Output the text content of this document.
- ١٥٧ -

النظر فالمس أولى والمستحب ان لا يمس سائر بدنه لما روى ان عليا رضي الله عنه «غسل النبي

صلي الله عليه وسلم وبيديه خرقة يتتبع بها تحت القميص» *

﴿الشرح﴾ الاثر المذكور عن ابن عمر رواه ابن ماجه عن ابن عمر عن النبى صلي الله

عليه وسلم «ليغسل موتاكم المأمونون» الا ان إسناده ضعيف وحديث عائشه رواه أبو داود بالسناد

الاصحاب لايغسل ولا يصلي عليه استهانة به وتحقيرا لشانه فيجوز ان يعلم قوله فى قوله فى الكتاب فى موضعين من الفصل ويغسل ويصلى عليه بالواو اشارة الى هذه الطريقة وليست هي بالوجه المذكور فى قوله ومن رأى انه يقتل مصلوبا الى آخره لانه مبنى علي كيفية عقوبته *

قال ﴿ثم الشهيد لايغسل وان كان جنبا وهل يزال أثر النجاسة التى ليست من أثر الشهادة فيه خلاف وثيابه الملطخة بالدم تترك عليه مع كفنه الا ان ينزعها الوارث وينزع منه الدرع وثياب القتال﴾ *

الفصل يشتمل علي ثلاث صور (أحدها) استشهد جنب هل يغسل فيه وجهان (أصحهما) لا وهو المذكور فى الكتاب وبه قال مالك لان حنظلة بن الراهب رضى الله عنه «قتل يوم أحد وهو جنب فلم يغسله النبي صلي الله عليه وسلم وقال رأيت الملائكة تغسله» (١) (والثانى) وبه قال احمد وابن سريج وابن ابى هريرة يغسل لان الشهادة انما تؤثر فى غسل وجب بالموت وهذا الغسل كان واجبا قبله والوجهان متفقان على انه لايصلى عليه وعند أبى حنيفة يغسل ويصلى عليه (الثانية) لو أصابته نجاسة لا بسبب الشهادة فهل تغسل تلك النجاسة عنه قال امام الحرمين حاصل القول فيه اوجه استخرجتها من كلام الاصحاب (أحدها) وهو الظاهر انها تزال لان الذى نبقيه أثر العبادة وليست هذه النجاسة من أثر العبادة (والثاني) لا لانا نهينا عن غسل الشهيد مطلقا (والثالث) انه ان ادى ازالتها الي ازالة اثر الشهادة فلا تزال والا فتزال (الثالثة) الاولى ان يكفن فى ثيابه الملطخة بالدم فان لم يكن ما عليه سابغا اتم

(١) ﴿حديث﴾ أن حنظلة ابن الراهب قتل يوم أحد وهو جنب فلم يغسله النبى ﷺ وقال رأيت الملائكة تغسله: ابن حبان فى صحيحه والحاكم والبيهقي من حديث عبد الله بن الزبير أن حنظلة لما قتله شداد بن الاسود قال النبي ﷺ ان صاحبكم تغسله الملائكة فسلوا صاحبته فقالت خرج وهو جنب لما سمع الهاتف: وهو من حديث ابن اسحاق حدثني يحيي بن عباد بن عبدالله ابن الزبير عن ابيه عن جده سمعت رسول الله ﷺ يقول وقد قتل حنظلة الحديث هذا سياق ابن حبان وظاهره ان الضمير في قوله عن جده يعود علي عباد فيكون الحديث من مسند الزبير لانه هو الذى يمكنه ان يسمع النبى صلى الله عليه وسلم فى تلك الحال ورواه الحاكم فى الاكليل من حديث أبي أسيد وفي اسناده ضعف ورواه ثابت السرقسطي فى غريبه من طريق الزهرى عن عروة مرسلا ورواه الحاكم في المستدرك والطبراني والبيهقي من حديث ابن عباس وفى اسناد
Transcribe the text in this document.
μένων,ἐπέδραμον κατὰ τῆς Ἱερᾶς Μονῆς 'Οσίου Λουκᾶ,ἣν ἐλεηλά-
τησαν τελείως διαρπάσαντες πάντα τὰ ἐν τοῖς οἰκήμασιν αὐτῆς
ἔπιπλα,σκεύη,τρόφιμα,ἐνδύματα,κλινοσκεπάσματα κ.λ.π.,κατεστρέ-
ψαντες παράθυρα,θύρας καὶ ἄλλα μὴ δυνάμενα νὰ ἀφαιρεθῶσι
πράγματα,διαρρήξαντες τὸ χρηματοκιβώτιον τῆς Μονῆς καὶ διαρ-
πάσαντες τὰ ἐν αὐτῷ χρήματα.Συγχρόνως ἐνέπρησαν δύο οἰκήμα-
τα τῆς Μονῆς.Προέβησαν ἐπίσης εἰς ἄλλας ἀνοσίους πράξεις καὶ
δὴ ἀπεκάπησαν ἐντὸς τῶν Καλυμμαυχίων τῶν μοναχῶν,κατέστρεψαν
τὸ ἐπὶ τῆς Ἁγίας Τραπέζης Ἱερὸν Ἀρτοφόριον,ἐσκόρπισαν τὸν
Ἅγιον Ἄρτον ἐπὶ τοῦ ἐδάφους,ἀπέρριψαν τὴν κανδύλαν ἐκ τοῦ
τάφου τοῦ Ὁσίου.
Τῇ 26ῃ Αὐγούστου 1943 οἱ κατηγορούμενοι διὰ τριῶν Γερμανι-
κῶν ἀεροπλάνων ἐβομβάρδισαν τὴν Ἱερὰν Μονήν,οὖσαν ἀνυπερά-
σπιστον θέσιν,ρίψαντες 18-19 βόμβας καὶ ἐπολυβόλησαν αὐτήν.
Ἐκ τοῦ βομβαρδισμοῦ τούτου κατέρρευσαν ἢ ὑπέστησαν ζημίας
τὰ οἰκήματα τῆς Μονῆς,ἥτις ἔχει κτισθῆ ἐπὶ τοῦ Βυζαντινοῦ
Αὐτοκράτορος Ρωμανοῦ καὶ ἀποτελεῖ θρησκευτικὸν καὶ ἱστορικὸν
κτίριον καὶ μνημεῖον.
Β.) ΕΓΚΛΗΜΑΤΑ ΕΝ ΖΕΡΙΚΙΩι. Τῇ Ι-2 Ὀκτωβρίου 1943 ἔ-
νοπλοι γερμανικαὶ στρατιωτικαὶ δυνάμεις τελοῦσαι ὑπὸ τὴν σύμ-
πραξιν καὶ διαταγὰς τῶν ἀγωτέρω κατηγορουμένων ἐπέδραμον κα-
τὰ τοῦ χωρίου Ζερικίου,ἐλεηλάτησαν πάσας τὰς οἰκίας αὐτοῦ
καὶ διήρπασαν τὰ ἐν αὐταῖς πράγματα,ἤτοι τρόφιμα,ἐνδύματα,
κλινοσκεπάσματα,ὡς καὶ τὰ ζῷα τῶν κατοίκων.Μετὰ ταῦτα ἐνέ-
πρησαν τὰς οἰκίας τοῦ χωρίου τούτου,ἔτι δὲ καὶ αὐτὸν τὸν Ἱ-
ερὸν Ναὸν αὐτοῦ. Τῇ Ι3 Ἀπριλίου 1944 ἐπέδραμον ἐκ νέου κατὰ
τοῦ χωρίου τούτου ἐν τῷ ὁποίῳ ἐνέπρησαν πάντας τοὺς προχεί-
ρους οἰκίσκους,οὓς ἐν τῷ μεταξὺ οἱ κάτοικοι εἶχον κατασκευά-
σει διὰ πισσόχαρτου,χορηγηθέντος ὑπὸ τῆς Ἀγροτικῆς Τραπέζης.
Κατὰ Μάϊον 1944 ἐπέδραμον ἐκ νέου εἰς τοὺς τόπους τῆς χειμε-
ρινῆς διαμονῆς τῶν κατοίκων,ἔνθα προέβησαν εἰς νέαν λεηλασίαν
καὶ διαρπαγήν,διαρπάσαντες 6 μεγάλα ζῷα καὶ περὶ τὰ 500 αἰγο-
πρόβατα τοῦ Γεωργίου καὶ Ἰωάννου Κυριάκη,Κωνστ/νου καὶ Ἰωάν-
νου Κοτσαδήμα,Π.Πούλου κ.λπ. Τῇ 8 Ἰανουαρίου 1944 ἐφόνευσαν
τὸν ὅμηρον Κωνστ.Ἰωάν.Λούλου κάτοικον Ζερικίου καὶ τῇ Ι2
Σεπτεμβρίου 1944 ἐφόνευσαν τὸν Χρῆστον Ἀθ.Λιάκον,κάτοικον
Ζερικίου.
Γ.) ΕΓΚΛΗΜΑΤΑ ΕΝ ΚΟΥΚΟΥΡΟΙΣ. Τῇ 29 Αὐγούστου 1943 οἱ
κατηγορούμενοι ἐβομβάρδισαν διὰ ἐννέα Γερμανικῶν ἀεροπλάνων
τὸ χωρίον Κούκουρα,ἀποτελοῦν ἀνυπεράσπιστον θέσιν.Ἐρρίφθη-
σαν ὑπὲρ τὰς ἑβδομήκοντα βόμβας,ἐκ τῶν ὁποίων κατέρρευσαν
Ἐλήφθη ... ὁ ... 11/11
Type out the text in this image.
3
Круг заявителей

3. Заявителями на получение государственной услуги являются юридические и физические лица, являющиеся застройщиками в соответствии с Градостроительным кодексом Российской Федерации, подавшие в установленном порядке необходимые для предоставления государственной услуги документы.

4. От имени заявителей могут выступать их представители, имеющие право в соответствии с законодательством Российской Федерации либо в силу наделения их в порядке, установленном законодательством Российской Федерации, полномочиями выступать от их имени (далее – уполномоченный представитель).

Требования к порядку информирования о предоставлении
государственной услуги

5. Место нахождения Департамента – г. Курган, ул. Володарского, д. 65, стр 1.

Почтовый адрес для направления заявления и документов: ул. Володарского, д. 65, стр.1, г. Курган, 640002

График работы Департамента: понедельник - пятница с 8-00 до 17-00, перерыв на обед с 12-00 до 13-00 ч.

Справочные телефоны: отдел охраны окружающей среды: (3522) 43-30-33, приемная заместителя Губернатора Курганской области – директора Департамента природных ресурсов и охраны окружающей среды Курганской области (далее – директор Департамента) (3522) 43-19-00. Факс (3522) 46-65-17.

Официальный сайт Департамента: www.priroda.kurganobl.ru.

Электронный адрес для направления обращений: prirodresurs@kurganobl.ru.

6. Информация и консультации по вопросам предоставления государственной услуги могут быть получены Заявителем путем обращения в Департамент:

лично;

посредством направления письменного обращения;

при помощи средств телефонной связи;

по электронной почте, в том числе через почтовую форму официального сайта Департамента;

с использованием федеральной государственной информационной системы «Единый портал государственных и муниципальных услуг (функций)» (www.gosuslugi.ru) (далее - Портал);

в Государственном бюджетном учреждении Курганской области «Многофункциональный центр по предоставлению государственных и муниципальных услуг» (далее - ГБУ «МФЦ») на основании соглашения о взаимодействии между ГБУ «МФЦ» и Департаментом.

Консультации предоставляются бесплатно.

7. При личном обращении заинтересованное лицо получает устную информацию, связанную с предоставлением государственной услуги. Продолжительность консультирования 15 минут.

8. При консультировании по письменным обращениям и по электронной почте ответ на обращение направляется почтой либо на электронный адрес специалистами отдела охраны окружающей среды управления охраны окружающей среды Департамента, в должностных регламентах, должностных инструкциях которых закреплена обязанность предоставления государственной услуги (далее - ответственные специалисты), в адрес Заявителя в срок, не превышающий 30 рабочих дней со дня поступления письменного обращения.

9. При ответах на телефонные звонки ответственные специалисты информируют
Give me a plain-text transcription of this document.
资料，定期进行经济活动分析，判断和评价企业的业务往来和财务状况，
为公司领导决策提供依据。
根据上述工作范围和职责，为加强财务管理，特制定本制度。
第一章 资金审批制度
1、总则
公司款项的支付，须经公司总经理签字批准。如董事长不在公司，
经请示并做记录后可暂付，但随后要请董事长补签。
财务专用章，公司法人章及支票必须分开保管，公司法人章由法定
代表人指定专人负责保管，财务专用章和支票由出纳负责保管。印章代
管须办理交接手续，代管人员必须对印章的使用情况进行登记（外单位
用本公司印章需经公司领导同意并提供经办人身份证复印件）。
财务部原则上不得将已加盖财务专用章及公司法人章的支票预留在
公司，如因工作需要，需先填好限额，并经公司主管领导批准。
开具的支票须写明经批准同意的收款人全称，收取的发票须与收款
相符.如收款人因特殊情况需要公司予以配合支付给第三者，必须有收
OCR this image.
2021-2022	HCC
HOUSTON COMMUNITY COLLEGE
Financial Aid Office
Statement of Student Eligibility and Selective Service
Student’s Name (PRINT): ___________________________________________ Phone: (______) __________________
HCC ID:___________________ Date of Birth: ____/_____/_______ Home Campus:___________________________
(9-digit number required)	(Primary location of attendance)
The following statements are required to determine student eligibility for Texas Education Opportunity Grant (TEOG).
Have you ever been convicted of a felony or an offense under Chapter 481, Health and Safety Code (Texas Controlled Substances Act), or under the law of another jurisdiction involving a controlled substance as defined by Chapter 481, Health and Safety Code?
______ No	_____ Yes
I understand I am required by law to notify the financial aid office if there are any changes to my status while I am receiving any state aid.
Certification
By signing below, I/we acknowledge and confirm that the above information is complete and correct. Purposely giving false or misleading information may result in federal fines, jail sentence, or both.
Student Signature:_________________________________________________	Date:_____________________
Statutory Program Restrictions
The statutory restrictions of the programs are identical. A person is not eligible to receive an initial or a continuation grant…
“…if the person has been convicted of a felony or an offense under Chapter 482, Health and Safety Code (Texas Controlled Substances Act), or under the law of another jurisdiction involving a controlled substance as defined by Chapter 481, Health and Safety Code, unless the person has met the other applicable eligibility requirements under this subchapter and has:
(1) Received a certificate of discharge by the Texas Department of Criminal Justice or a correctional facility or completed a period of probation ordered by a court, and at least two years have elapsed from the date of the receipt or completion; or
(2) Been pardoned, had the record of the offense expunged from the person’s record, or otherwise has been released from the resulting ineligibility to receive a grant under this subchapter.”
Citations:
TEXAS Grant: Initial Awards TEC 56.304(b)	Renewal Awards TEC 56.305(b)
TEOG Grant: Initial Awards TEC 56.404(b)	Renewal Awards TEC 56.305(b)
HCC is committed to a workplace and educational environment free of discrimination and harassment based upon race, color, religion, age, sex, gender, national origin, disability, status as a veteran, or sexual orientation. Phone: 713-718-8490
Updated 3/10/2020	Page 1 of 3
-- -- --
Exercise details
From the records above, copy every line that holds the word "могут".

Task answer
4. От имени заявителей могут выступать их представители, имеющие право в соответствии с законодательством Российской Федерации либо в силу наделения их в порядке, установленном законодательством Российской Федерации, полномочиями выступать от их имени (далее – уполномоченный представитель).
6. Информация и консультации по вопросам предоставления государственной услуги могут быть получены Заявителем путем обращения в Департамент:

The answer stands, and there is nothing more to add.